Lines of data
================

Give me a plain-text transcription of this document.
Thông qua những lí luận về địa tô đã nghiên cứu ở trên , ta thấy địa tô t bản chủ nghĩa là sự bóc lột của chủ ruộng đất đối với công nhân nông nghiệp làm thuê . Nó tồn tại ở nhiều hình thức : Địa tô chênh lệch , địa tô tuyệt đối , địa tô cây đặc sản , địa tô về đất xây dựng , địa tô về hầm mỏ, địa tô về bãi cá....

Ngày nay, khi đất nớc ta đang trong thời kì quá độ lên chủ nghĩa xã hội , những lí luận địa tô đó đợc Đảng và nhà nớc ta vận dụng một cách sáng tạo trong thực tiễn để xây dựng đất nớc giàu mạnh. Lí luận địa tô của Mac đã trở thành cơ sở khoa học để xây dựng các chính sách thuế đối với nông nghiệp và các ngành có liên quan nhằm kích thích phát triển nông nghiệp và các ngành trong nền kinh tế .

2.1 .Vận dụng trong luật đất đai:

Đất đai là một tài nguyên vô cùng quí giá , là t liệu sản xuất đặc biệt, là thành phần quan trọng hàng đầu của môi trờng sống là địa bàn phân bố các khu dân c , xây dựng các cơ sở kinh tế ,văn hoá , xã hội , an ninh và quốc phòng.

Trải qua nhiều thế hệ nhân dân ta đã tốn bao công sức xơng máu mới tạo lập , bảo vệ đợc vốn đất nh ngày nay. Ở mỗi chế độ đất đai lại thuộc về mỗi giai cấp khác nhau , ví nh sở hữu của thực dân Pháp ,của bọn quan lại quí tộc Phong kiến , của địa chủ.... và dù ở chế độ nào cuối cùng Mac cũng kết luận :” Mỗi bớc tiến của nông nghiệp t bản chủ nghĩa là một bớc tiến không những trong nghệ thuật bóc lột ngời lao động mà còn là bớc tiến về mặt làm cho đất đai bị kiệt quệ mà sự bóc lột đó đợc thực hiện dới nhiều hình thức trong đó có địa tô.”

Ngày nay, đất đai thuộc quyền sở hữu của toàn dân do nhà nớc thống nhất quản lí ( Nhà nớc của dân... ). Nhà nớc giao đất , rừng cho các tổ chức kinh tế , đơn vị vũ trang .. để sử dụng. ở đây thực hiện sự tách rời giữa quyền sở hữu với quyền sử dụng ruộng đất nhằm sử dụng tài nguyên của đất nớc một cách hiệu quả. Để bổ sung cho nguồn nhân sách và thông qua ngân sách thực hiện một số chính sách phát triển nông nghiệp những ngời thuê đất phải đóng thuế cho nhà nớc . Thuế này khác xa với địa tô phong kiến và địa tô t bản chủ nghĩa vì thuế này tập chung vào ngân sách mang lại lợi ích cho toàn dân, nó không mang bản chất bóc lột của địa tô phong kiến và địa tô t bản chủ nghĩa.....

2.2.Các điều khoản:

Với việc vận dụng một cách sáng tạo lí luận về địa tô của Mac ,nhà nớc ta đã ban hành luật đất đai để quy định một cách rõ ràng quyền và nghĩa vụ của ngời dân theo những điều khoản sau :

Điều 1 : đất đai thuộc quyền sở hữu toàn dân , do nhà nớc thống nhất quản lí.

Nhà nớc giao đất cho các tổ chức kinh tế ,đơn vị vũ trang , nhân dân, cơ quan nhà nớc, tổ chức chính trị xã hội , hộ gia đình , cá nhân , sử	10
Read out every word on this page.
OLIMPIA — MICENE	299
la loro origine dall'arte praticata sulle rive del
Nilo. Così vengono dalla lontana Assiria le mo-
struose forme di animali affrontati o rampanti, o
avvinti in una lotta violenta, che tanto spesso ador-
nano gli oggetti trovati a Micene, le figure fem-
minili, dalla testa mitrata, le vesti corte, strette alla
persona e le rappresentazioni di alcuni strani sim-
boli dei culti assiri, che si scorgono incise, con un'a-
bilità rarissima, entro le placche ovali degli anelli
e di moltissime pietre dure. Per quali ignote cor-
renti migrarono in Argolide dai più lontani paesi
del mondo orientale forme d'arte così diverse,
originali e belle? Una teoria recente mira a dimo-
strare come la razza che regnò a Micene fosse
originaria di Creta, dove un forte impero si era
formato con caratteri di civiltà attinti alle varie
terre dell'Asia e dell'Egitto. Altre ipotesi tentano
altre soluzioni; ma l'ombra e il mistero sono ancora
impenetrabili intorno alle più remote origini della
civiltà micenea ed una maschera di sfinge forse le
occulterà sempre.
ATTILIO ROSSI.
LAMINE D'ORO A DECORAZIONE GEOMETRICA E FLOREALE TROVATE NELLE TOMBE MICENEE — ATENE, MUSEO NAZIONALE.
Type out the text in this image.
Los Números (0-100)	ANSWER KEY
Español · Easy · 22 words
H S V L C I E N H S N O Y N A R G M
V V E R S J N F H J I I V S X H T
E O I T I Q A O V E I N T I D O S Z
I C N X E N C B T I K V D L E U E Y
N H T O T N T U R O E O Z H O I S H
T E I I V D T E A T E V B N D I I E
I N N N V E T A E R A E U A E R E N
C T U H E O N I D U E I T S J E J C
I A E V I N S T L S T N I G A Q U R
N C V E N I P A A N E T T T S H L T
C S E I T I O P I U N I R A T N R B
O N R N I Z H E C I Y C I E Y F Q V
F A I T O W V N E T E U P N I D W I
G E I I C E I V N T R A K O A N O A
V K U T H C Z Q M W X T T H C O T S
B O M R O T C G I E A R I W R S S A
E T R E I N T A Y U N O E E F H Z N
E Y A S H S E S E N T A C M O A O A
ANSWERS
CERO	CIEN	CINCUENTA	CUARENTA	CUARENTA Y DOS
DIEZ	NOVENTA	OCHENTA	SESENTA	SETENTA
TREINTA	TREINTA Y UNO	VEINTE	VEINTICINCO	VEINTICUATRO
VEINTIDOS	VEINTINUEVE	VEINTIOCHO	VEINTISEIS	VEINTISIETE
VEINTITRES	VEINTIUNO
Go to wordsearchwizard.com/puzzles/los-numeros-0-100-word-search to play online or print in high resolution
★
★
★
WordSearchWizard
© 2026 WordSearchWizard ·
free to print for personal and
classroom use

================

> **THE TASK**
The full set of records should be duplicated exactly.

> **RESULT OF THE EXERCISE**
Give me a plain-text transcription of this document.
Thông qua những lí luận về địa tô đã nghiên cứu ở trên , ta thấy địa tô t bản chủ nghĩa là sự bóc lột của chủ ruộng đất đối với công nhân nông nghiệp làm thuê . Nó tồn tại ở nhiều hình thức : Địa tô chênh lệch , địa tô tuyệt đối , địa tô cây đặc sản , địa tô về đất xây dựng , địa tô về hầm mỏ, địa tô về bãi cá....

Ngày nay, khi đất nớc ta đang trong thời kì quá độ lên chủ nghĩa xã hội , những lí luận địa tô đó đợc Đảng và nhà nớc ta vận dụng một cách sáng tạo trong thực tiễn để xây dựng đất nớc giàu mạnh. Lí luận địa tô của Mac đã trở thành cơ sở khoa học để xây dựng các chính sách thuế đối với nông nghiệp và các ngành có liên quan nhằm kích thích phát triển nông nghiệp và các ngành trong nền kinh tế .

2.1 .Vận dụng trong luật đất đai:

Đất đai là một tài nguyên vô cùng quí giá , là t liệu sản xuất đặc biệt, là thành phần quan trọng hàng đầu của môi trờng sống là địa bàn phân bố các khu dân c , xây dựng các cơ sở kinh tế ,văn hoá , xã hội , an ninh và quốc phòng.

Trải qua nhiều thế hệ nhân dân ta đã tốn bao công sức xơng máu mới tạo lập , bảo vệ đợc vốn đất nh ngày nay. Ở mỗi chế độ đất đai lại thuộc về mỗi giai cấp khác nhau , ví nh sở hữu của thực dân Pháp ,của bọn quan lại quí tộc Phong kiến , của địa chủ.... và dù ở chế độ nào cuối cùng Mac cũng kết luận :” Mỗi bớc tiến của nông nghiệp t bản chủ nghĩa là một bớc tiến không những trong nghệ thuật bóc lột ngời lao động mà còn là bớc tiến về mặt làm cho đất đai bị kiệt quệ mà sự bóc lột đó đợc thực hiện dới nhiều hình thức trong đó có địa tô.”

Ngày nay, đất đai thuộc quyền sở hữu của toàn dân do nhà nớc thống nhất quản lí ( Nhà nớc của dân... ). Nhà nớc giao đất , rừng cho các tổ chức kinh tế , đơn vị vũ trang .. để sử dụng. ở đây thực hiện sự tách rời giữa quyền sở hữu với quyền sử dụng ruộng đất nhằm sử dụng tài nguyên của đất nớc một cách hiệu quả. Để bổ sung cho nguồn nhân sách và thông qua ngân sách thực hiện một số chính sách phát triển nông nghiệp những ngời thuê đất phải đóng thuế cho nhà nớc . Thuế này khác xa với địa tô phong kiến và địa tô t bản chủ nghĩa vì thuế này tập chung vào ngân sách mang lại lợi ích cho toàn dân, nó không mang bản chất bóc lột của địa tô phong kiến và địa tô t bản chủ nghĩa.....

2.2.Các điều khoản:

Với việc vận dụng một cách sáng tạo lí luận về địa tô của Mac ,nhà nớc ta đã ban hành luật đất đai để quy định một cách rõ ràng quyền và nghĩa vụ của ngời dân theo những điều khoản sau :

Điều 1 : đất đai thuộc quyền sở hữu toàn dân , do nhà nớc thống nhất quản lí.

Nhà nớc giao đất cho các tổ chức kinh tế ,đơn vị vũ trang , nhân dân, cơ quan nhà nớc, tổ chức chính trị xã hội , hộ gia đình , cá nhân , sử	10
Read out every word on this page.
OLIMPIA — MICENE	299
la loro origine dall'arte praticata sulle rive del
Nilo. Così vengono dalla lontana Assiria le mo-
struose forme di animali affrontati o rampanti, o
avvinti in una lotta violenta, che tanto spesso ador-
nano gli oggetti trovati a Micene, le figure fem-
minili, dalla testa mitrata, le vesti corte, strette alla
persona e le rappresentazioni di alcuni strani sim-
boli dei culti assiri, che si scorgono incise, con un'a-
bilità rarissima, entro le placche ovali degli anelli
e di moltissime pietre dure. Per quali ignote cor-
renti migrarono in Argolide dai più lontani paesi
del mondo orientale forme d'arte così diverse,
originali e belle? Una teoria recente mira a dimo-
strare come la razza che regnò a Micene fosse
originaria di Creta, dove un forte impero si era
formato con caratteri di civiltà attinti alle varie
terre dell'Asia e dell'Egitto. Altre ipotesi tentano
altre soluzioni; ma l'ombra e il mistero sono ancora
impenetrabili intorno alle più remote origini della
civiltà micenea ed una maschera di sfinge forse le
occulterà sempre.
ATTILIO ROSSI.
LAMINE D'ORO A DECORAZIONE GEOMETRICA E FLOREALE TROVATE NELLE TOMBE MICENEE — ATENE, MUSEO NAZIONALE.
Type out the text in this image.
Los Números (0-100)	ANSWER KEY
Español · Easy · 22 words
H S V L C I E N H S N O Y N A R G M
V V E R S J N F H J I I V S X H T
E O I T I Q A O V E I N T I D O S Z
I C N X E N C B T I K V D L E U E Y
N H T O T N T U R O E O Z H O I S H
T E I I V D T E A T E V B N D I I E
I N N N V E T A E R A E U A E R E N
C T U H E O N I D U E I T S J E J C
I A E V I N S T L S T N I G A Q U R
N C V E N I P A A N E T T T S H L T
C S E I T I O P I U N I R A T N R B
O N R N I Z H E C I Y C I E Y F Q V
F A I T O W V N E T E U P N I D W I
G E I I C E I V N T R A K O A N O A
V K U T H C Z Q M W X T T H C O T S
B O M R O T C G I E A R I W R S S A
E T R E I N T A Y U N O E E F H Z N
E Y A S H S E S E N T A C M O A O A
ANSWERS
CERO	CIEN	CINCUENTA	CUARENTA	CUARENTA Y DOS
DIEZ	NOVENTA	OCHENTA	SESENTA	SETENTA
TREINTA	TREINTA Y UNO	VEINTE	VEINTICINCO	VEINTICUATRO
VEINTIDOS	VEINTINUEVE	VEINTIOCHO	VEINTISEIS	VEINTISIETE
VEINTITRES	VEINTIUNO
Go to wordsearchwizard.com/puzzles/los-numeros-0-100-word-search to play online or print in high resolution
★
★
★
WordSearchWizard
© 2026 WordSearchWizard ·
free to print for personal and
classroom use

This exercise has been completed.